## Work to do
Give the items, from the first line up to and including the line with "text-file-icon bbox=[267, 421, 345, 511]", as a JSON list of strings with one string per line. Leave out any blank lines.

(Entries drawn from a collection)
[START]
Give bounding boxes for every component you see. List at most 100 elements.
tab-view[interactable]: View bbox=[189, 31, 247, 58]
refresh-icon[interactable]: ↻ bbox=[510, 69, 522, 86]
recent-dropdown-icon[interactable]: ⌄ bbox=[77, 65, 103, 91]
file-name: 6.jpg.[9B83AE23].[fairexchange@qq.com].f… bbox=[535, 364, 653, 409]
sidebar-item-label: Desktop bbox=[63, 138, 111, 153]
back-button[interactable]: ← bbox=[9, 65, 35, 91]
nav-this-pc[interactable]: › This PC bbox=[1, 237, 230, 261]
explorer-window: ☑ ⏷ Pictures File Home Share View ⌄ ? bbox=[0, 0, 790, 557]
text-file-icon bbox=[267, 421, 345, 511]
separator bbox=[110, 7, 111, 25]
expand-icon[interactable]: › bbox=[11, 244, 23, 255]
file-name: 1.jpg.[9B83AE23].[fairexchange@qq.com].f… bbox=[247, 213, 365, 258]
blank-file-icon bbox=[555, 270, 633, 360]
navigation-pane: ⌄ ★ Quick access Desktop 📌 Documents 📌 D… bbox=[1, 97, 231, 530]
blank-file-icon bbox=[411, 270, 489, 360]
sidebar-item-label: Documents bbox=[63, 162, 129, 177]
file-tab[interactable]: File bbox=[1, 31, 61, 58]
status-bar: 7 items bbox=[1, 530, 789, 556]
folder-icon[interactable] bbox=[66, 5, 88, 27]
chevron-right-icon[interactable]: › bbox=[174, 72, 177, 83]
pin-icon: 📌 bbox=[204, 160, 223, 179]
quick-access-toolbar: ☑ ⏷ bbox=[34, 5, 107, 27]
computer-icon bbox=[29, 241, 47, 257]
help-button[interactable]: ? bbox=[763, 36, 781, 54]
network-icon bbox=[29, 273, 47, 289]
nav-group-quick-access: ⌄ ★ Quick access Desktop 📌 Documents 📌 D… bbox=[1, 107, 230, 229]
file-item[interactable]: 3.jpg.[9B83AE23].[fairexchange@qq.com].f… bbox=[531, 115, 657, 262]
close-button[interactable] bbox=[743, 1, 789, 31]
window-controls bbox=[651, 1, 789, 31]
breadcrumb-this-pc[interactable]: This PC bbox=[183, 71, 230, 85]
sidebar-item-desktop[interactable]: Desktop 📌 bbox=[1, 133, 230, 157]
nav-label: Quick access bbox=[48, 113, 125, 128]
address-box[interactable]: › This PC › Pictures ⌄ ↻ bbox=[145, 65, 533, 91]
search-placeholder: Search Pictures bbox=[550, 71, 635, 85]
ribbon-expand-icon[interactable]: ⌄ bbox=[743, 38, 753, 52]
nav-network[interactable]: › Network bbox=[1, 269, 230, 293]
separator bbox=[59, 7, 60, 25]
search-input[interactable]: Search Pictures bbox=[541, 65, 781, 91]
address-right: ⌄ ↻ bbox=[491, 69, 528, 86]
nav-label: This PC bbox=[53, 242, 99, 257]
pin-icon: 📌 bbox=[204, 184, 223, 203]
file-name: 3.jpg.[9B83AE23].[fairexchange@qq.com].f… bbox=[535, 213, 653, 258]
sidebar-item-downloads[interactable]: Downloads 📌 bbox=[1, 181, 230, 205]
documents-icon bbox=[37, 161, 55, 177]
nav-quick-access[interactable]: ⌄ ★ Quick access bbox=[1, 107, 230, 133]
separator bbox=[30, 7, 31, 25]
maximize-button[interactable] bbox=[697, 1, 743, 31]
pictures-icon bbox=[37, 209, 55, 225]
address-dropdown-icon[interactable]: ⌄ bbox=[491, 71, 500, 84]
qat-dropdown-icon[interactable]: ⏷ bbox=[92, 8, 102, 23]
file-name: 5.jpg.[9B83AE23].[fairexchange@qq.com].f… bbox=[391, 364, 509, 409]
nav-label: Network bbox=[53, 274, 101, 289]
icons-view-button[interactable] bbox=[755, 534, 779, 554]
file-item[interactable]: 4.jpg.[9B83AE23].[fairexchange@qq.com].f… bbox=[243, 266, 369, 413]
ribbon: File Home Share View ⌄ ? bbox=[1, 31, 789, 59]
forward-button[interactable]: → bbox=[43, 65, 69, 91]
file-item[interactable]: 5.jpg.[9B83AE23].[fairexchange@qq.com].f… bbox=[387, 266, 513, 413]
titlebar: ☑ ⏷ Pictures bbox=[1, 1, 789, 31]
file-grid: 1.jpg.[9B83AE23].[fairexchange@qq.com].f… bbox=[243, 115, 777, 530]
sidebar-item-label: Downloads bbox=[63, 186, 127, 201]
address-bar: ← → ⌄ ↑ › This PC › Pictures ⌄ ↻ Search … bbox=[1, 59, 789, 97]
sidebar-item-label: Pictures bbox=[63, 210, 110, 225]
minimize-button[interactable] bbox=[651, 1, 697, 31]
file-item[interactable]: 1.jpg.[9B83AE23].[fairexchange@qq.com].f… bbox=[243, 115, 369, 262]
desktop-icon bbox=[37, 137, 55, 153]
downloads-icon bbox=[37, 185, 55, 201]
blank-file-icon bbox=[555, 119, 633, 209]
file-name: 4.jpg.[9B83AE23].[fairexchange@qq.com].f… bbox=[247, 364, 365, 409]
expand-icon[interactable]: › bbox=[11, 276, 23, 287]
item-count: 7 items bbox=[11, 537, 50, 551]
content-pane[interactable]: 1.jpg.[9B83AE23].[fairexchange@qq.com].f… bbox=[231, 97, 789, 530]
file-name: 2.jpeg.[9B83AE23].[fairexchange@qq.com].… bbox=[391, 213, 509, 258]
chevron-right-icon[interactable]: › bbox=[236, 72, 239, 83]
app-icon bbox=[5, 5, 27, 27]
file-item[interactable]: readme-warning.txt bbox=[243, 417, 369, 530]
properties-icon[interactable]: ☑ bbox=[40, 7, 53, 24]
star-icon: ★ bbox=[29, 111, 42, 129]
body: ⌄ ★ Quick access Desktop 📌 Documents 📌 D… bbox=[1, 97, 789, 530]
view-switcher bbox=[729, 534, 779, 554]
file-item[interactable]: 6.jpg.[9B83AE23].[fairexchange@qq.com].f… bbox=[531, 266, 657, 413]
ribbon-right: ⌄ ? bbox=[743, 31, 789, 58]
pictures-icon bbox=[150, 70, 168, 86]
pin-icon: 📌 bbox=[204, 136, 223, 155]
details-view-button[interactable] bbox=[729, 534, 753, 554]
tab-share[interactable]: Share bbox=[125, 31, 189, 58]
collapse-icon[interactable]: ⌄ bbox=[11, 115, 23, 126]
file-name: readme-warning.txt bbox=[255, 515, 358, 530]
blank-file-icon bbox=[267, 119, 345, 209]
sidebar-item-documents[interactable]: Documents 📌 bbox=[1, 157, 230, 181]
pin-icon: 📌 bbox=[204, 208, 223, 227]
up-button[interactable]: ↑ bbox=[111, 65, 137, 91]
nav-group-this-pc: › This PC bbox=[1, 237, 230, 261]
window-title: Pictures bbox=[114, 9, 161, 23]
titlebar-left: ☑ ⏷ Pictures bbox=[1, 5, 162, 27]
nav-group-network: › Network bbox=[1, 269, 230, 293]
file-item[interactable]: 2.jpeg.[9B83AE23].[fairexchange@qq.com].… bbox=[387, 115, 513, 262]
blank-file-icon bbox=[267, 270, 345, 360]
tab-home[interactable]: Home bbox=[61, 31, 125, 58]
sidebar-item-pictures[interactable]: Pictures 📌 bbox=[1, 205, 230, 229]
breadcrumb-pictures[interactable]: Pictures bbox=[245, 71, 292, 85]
[END]
## Right answer
[
  "Give bounding boxes for every component you see. List at most 100 elements.",
  "tab-view[interactable]: View bbox=[189, 31, 247, 58]",
  "refresh-icon[interactable]: ↻ bbox=[510, 69, 522, 86]",
  "recent-dropdown-icon[interactable]: ⌄ bbox=[77, 65, 103, 91]",
  "file-name: 6.jpg.[9B83AE23].[fairexchange@qq.com].f… bbox=[535, 364, 653, 409]",
  "sidebar-item-label: Desktop bbox=[63, 138, 111, 153]",
  "back-button[interactable]: ← bbox=[9, 65, 35, 91]",
  "nav-this-pc[interactable]: › This PC bbox=[1, 237, 230, 261]",
  "explorer-window: ☑ ⏷ Pictures File Home Share View ⌄ ? bbox=[0, 0, 790, 557]",
  "text-file-icon bbox=[267, 421, 345, 511]"
]